## Task instructions
Please transcribe the records precisely; pictures stay out of your copy.

►

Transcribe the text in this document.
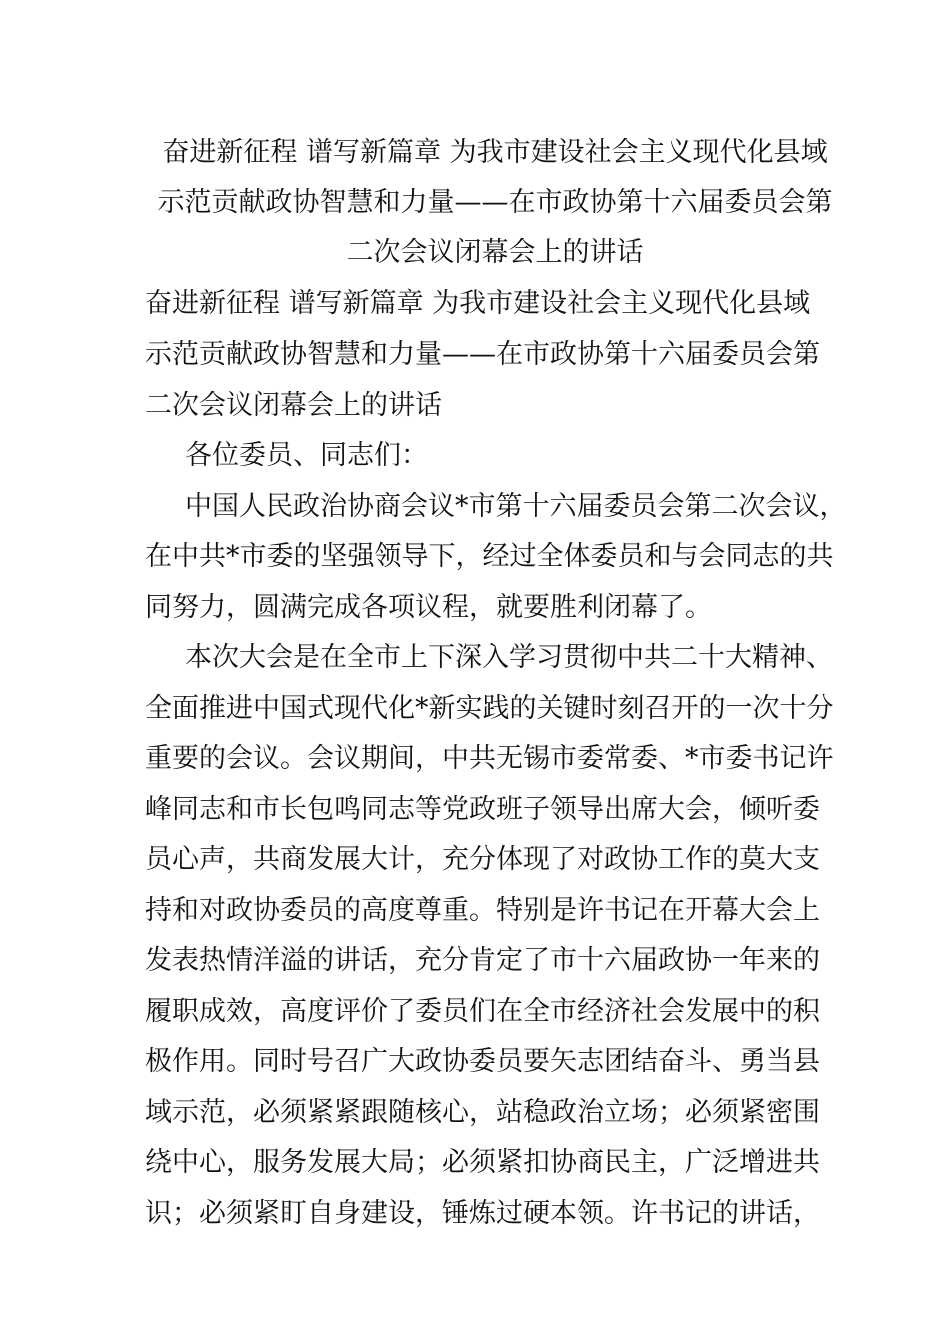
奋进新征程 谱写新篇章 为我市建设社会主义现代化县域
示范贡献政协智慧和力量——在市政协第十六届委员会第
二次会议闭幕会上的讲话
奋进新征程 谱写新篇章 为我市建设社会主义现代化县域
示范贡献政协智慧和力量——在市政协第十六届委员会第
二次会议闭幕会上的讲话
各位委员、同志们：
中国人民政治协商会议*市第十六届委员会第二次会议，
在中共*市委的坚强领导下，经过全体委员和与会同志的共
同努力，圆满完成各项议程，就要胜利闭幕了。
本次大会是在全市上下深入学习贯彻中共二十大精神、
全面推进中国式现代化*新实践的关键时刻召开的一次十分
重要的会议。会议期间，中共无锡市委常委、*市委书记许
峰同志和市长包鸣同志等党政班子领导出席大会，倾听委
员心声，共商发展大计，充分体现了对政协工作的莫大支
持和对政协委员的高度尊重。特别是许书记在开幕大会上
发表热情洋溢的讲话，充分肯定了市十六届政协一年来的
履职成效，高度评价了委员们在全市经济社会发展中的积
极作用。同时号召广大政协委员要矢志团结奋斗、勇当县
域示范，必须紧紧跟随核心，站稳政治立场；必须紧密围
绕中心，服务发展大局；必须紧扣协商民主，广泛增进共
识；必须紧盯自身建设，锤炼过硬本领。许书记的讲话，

◄

## Answer to the problem
Transcribe the text in this document.
奋进新征程 谱写新篇章 为我市建设社会主义现代化县域
示范贡献政协智慧和力量——在市政协第十六届委员会第
二次会议闭幕会上的讲话
奋进新征程 谱写新篇章 为我市建设社会主义现代化县域
示范贡献政协智慧和力量——在市政协第十六届委员会第
二次会议闭幕会上的讲话
各位委员、同志们：
中国人民政治协商会议*市第十六届委员会第二次会议，
在中共*市委的坚强领导下，经过全体委员和与会同志的共
同努力，圆满完成各项议程，就要胜利闭幕了。
本次大会是在全市上下深入学习贯彻中共二十大精神、
全面推进中国式现代化*新实践的关键时刻召开的一次十分
重要的会议。会议期间，中共无锡市委常委、*市委书记许
峰同志和市长包鸣同志等党政班子领导出席大会，倾听委
员心声，共商发展大计，充分体现了对政协工作的莫大支
持和对政协委员的高度尊重。特别是许书记在开幕大会上
发表热情洋溢的讲话，充分肯定了市十六届政协一年来的
履职成效，高度评价了委员们在全市经济社会发展中的积
极作用。同时号召广大政协委员要矢志团结奋斗、勇当县
域示范，必须紧紧跟随核心，站稳政治立场；必须紧密围
绕中心，服务发展大局；必须紧扣协商民主，广泛增进共
识；必须紧盯自身建设，锤炼过硬本领。许书记的讲话，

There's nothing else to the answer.